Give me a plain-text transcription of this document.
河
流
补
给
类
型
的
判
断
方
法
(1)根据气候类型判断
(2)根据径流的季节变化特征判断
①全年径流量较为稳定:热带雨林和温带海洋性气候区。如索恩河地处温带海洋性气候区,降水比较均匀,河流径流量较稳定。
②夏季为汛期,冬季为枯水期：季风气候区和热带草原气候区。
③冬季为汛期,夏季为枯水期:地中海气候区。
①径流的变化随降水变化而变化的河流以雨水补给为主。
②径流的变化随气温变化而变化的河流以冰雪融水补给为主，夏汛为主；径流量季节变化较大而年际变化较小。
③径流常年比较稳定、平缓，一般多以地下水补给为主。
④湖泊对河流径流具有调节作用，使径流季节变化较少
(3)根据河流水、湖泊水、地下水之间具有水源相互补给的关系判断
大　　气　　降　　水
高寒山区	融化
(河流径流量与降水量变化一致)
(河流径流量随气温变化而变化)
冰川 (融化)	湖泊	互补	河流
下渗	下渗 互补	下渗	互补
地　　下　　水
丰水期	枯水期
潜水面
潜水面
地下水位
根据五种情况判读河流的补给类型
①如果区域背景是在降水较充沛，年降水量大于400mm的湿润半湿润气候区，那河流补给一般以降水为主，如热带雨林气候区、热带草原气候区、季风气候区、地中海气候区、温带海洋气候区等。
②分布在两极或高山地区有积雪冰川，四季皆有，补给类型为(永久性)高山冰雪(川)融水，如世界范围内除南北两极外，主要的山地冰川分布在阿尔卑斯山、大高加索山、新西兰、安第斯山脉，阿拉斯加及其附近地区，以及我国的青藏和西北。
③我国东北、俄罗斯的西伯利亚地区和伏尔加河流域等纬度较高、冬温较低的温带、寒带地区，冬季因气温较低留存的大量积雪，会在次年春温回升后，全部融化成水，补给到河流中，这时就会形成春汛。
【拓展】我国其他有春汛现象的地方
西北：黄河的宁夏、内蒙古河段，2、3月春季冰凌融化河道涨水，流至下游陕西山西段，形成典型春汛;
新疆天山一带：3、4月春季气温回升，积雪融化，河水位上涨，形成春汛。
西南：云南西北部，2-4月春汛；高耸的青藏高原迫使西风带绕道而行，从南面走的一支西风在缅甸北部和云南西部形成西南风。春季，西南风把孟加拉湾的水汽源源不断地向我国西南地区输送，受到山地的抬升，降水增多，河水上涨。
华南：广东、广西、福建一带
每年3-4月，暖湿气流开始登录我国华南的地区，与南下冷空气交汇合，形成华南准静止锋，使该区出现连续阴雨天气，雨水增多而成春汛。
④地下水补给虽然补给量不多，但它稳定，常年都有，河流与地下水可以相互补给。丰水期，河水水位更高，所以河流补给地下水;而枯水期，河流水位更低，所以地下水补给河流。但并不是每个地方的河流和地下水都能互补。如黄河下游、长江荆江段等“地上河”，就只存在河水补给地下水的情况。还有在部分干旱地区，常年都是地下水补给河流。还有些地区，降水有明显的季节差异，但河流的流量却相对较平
-.-.-
## Written problem
Retype every record above exactly as it appears.

## Result of the exercise
Give me a plain-text transcription of this document.
河
流
补
给
类
型
的
判
断
方
法
(1)根据气候类型判断
(2)根据径流的季节变化特征判断
①全年径流量较为稳定:热带雨林和温带海洋性气候区。如索恩河地处温带海洋性气候区,降水比较均匀,河流径流量较稳定。
②夏季为汛期,冬季为枯水期：季风气候区和热带草原气候区。
③冬季为汛期,夏季为枯水期:地中海气候区。
①径流的变化随降水变化而变化的河流以雨水补给为主。
②径流的变化随气温变化而变化的河流以冰雪融水补给为主，夏汛为主；径流量季节变化较大而年际变化较小。
③径流常年比较稳定、平缓，一般多以地下水补给为主。
④湖泊对河流径流具有调节作用，使径流季节变化较少
(3)根据河流水、湖泊水、地下水之间具有水源相互补给的关系判断
大　　气　　降　　水
高寒山区	融化
(河流径流量与降水量变化一致)
(河流径流量随气温变化而变化)
冰川 (融化)	湖泊	互补	河流
下渗	下渗 互补	下渗	互补
地　　下　　水
丰水期	枯水期
潜水面
潜水面
地下水位
根据五种情况判读河流的补给类型
①如果区域背景是在降水较充沛，年降水量大于400mm的湿润半湿润气候区，那河流补给一般以降水为主，如热带雨林气候区、热带草原气候区、季风气候区、地中海气候区、温带海洋气候区等。
②分布在两极或高山地区有积雪冰川，四季皆有，补给类型为(永久性)高山冰雪(川)融水，如世界范围内除南北两极外，主要的山地冰川分布在阿尔卑斯山、大高加索山、新西兰、安第斯山脉，阿拉斯加及其附近地区，以及我国的青藏和西北。
③我国东北、俄罗斯的西伯利亚地区和伏尔加河流域等纬度较高、冬温较低的温带、寒带地区，冬季因气温较低留存的大量积雪，会在次年春温回升后，全部融化成水，补给到河流中，这时就会形成春汛。
【拓展】我国其他有春汛现象的地方
西北：黄河的宁夏、内蒙古河段，2、3月春季冰凌融化河道涨水，流至下游陕西山西段，形成典型春汛;
新疆天山一带：3、4月春季气温回升，积雪融化，河水位上涨，形成春汛。
西南：云南西北部，2-4月春汛；高耸的青藏高原迫使西风带绕道而行，从南面走的一支西风在缅甸北部和云南西部形成西南风。春季，西南风把孟加拉湾的水汽源源不断地向我国西南地区输送，受到山地的抬升，降水增多，河水上涨。
华南：广东、广西、福建一带
每年3-4月，暖湿气流开始登录我国华南的地区，与南下冷空气交汇合，形成华南准静止锋，使该区出现连续阴雨天气，雨水增多而成春汛。
④地下水补给虽然补给量不多，但它稳定，常年都有，河流与地下水可以相互补给。丰水期，河水水位更高，所以河流补给地下水;而枯水期，河流水位更低，所以地下水补给河流。但并不是每个地方的河流和地下水都能互补。如黄河下游、长江荆江段等“地上河”，就只存在河水补给地下水的情况。还有在部分干旱地区，常年都是地下水补给河流。还有些地区，降水有明显的季节差异，但河流的流量却相对较平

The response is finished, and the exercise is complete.